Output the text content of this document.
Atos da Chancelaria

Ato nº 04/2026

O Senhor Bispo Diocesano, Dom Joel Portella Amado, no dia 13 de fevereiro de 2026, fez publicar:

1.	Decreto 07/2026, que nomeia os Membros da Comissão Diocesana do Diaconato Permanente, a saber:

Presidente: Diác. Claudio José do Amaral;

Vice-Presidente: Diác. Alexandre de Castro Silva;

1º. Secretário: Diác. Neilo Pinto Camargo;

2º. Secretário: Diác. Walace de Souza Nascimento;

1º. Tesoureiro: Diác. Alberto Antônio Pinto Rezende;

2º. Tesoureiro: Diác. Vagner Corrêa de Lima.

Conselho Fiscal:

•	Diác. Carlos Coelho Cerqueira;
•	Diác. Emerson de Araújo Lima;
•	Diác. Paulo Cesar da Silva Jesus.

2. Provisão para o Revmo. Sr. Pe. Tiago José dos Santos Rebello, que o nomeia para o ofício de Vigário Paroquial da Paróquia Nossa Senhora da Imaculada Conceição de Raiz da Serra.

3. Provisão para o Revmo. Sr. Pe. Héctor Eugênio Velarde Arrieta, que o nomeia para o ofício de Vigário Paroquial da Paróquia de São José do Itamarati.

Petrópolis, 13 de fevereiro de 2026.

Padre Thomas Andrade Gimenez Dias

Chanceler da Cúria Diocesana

########################################

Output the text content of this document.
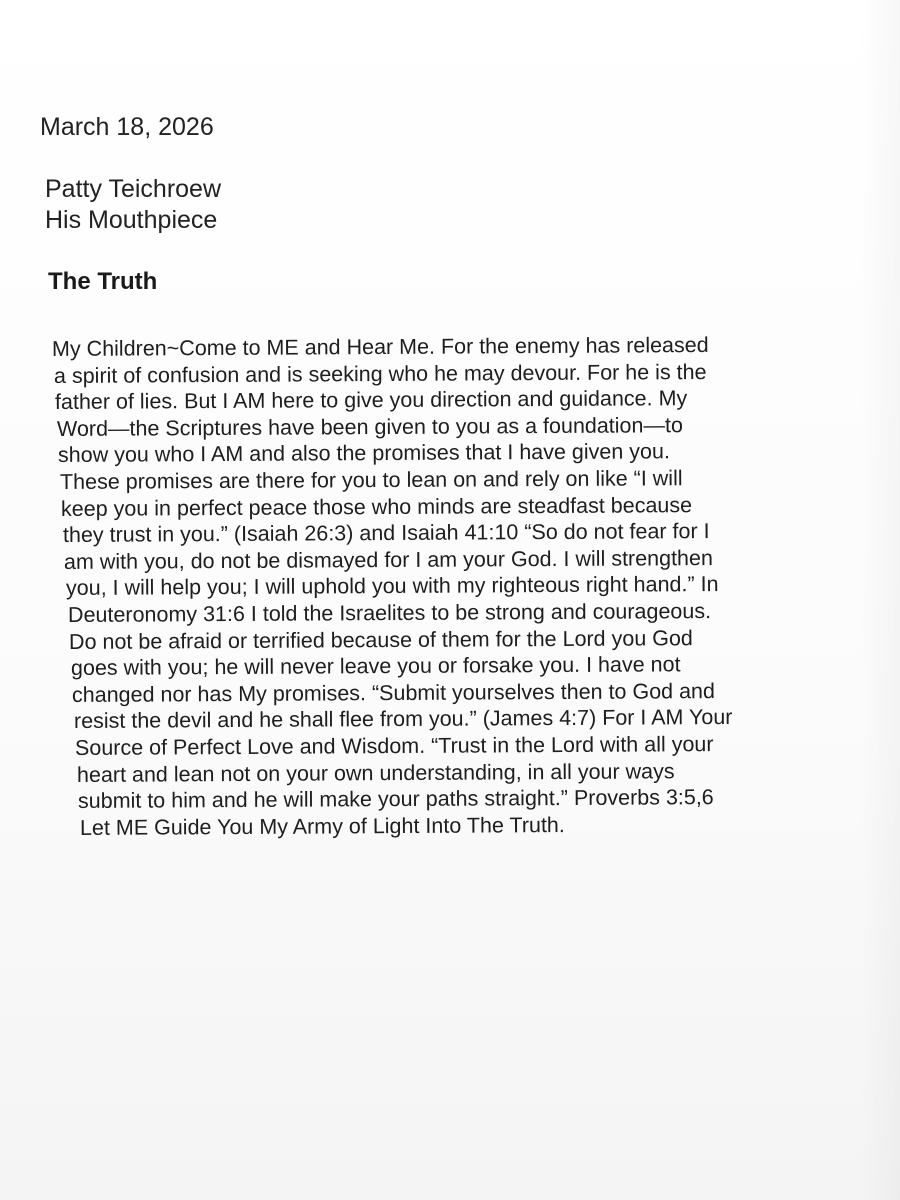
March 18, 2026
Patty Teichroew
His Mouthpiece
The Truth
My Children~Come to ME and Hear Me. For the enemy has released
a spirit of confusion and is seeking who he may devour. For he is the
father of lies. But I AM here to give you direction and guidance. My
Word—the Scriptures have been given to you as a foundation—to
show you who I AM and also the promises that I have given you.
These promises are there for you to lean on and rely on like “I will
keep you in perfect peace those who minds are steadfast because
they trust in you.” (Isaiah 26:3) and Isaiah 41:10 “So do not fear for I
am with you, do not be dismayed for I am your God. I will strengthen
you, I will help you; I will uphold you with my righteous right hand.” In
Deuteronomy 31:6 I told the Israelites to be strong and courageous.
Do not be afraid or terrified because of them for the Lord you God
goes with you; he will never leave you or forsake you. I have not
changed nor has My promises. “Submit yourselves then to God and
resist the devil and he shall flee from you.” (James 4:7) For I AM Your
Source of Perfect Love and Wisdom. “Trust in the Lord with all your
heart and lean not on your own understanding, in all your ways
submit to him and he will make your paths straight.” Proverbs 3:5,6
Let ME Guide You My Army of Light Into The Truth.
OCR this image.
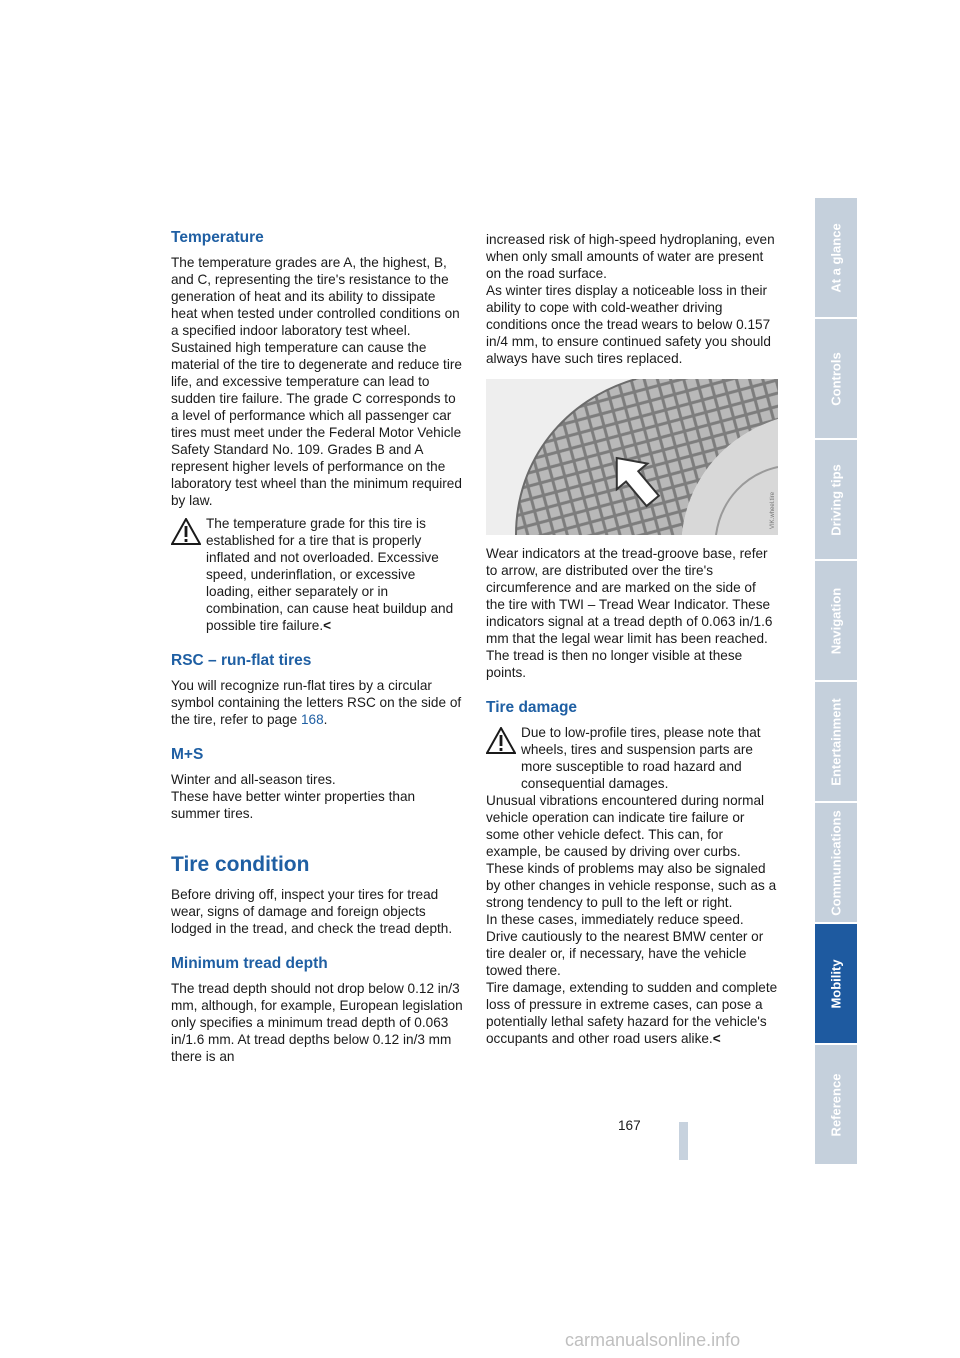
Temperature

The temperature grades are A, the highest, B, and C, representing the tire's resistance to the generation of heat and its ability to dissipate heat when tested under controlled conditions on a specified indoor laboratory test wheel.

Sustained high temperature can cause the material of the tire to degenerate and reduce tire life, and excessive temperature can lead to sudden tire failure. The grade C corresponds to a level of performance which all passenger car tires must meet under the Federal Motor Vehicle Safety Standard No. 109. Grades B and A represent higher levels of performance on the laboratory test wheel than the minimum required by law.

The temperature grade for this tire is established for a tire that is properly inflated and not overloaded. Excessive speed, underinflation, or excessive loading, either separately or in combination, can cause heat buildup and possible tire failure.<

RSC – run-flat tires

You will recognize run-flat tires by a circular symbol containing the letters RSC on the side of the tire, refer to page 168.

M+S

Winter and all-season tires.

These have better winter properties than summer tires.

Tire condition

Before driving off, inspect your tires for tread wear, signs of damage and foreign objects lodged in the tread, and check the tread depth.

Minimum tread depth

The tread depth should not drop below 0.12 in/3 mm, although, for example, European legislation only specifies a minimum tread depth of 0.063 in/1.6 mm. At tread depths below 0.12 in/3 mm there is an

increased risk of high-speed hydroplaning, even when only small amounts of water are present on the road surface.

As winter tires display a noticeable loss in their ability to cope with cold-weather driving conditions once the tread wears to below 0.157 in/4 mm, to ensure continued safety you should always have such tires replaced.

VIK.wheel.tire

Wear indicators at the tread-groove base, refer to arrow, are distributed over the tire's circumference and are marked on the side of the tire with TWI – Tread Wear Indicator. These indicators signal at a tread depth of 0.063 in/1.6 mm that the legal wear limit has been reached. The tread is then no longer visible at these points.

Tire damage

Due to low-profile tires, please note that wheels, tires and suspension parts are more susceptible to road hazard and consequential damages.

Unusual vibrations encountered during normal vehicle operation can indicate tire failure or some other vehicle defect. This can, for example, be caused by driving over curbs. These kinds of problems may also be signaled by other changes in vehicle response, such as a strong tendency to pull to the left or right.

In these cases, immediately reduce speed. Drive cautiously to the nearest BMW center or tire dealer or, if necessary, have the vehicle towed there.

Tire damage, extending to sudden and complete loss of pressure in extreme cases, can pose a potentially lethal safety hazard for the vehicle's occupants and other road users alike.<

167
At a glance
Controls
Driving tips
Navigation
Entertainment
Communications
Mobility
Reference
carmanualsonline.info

########################################

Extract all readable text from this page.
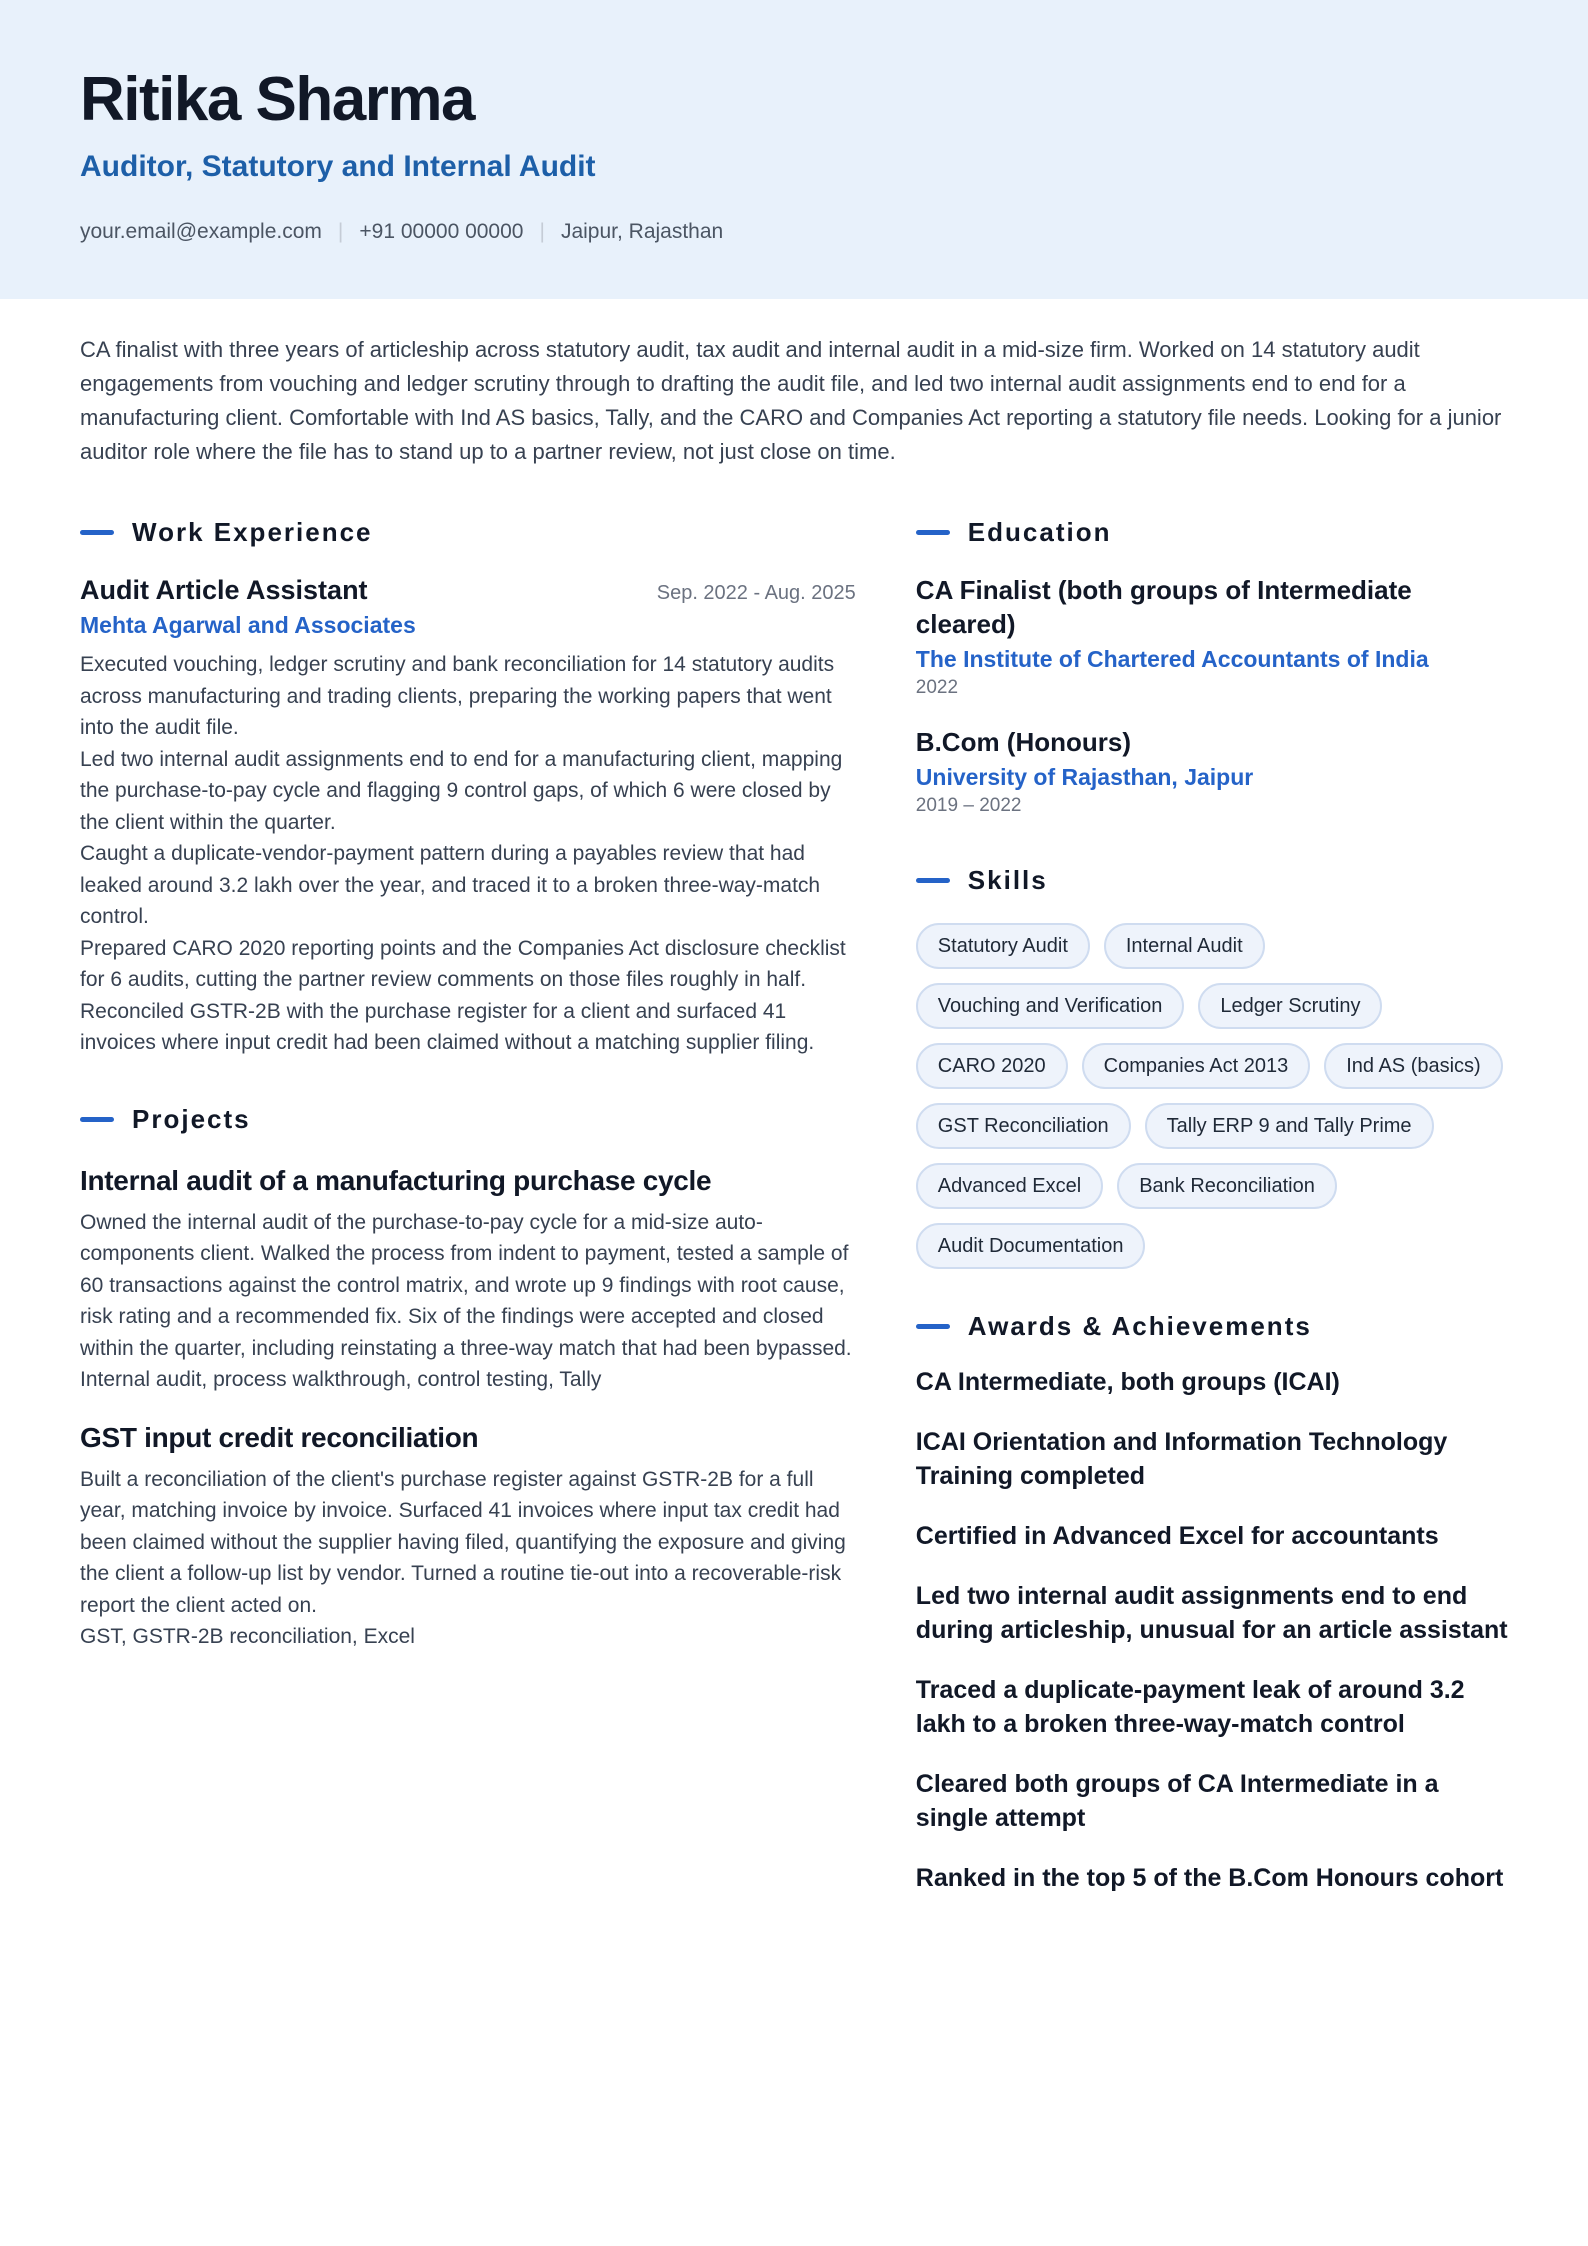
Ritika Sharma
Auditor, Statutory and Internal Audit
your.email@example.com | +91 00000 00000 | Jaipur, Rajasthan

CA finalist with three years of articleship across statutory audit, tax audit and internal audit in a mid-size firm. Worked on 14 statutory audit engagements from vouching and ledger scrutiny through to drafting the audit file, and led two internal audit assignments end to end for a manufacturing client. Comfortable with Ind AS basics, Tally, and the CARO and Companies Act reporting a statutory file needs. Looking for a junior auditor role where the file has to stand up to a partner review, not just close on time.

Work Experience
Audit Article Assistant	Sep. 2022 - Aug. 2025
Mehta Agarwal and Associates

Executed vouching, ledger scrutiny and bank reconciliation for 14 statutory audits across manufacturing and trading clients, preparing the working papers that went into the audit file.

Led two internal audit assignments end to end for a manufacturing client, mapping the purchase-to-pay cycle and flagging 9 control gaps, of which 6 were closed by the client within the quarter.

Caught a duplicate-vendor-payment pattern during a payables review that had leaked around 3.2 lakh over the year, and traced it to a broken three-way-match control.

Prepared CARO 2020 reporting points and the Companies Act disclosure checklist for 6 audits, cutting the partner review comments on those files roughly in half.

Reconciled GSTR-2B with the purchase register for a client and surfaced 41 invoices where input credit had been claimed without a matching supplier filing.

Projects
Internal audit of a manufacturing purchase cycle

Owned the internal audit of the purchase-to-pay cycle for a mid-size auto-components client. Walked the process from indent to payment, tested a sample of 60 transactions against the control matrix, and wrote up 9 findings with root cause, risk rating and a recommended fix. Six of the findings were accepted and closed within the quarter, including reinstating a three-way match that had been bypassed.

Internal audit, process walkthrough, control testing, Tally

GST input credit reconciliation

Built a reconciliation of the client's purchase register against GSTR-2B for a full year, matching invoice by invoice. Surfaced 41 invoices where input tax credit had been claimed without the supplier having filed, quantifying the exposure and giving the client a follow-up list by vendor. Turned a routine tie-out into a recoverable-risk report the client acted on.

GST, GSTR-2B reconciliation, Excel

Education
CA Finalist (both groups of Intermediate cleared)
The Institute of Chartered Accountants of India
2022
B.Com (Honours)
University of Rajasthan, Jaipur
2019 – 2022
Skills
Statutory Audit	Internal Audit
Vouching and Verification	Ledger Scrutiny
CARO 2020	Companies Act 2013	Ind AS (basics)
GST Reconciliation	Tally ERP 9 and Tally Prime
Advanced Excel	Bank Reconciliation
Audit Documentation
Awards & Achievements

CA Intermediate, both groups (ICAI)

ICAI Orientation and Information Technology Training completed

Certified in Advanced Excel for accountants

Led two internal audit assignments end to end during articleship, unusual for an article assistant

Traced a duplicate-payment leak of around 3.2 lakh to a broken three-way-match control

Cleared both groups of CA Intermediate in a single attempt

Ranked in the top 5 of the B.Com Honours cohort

########################################

:: Do this ::
Determine how many lines in the data above contain the string "Lima". Give nothing except the number.

:: Correct response ::
2